§ INSTRUCTIONS TO FOLLOW
Identify all lines below that hold "Semantics" and collect them.

§ DATA

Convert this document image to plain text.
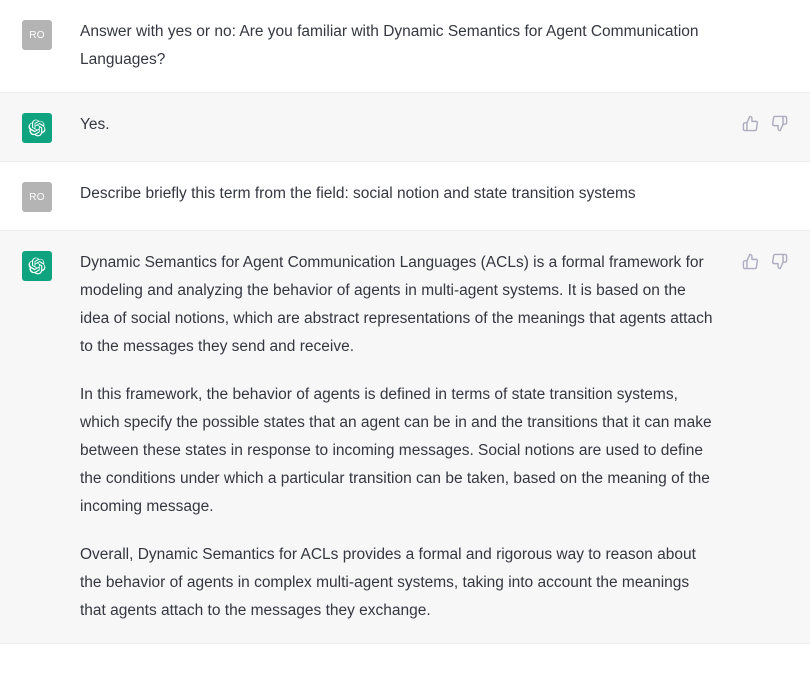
RO Answer with yes or no: Are you familiar with Dynamic Semantics for Agent Communication Languages?

Yes.

RO Describe briefly this term from the field: social notion and state transition systems

Dynamic Semantics for Agent Communication Languages (ACLs) is a formal framework for modeling and analyzing the behavior of agents in multi-agent systems. It is based on the idea of social notions, which are abstract representations of the meanings that agents attach to the messages they send and receive.

In this framework, the behavior of agents is defined in terms of state transition systems, which specify the possible states that an agent can be in and the transitions that it can make between these states in response to incoming messages. Social notions are used to define the conditions under which a particular transition can be taken, based on the meaning of the incoming message.

Overall, Dynamic Semantics for ACLs provides a formal and rigorous way to reason about the behavior of agents in complex multi-agent systems, taking into account the meanings that agents attach to the messages they exchange.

§ RESULT BELOW
RO Answer with yes or no: Are you familiar with Dynamic Semantics for Agent Communication Languages?
Dynamic Semantics for Agent Communication Languages (ACLs) is a formal framework for modeling and analyzing the behavior of agents in multi-agent systems. It is based on the idea of social notions, which are abstract representations of the meanings that agents attach to the messages they send and receive.
Overall, Dynamic Semantics for ACLs provides a formal and rigorous way to reason about the behavior of agents in complex multi-agent systems, taking into account the meanings that agents attach to the messages they exchange.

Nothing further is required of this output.